Reproduce the data exactly.

#### Extracted data entries
============================================================

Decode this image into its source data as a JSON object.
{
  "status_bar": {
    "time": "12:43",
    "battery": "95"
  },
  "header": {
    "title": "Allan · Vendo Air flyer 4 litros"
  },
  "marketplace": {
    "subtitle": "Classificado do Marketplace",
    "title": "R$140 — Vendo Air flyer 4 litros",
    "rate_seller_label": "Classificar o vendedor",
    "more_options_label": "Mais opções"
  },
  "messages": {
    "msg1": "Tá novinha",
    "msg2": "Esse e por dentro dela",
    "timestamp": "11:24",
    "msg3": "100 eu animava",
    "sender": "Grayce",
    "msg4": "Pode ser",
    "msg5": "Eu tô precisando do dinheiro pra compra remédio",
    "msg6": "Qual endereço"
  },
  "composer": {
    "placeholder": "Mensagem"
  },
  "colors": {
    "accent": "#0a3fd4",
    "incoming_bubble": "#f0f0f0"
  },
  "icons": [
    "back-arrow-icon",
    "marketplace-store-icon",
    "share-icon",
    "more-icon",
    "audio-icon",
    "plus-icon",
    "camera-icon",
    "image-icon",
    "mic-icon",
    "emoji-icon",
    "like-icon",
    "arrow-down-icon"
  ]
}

============================================================

#### Full output
Decode this image into its source data as a JSON object.
{
  "status_bar": {
    "time": "12:43",
    "battery": "95"
  },
  "header": {
    "title": "Allan · Vendo Air flyer 4 litros"
  },
  "marketplace": {
    "subtitle": "Classificado do Marketplace",
    "title": "R$140 — Vendo Air flyer 4 litros",
    "rate_seller_label": "Classificar o vendedor",
    "more_options_label": "Mais opções"
  },
  "messages": {
    "msg1": "Tá novinha",
    "msg2": "Esse e por dentro dela",
    "timestamp": "11:24",
    "msg3": "100 eu animava",
    "sender": "Grayce",
    "msg4": "Pode ser",
    "msg5": "Eu tô precisando do dinheiro pra compra remédio",
    "msg6": "Qual endereço"
  },
  "composer": {
    "placeholder": "Mensagem"
  },
  "colors": {
    "accent": "#0a3fd4",
    "incoming_bubble": "#f0f0f0"
  },
  "icons": [
    "back-arrow-icon",
    "marketplace-store-icon",
    "share-icon",
    "more-icon",
    "audio-icon",
    "plus-icon",
    "camera-icon",
    "image-icon",
    "mic-icon",
    "emoji-icon",
    "like-icon",
    "arrow-down-icon"
  ]
}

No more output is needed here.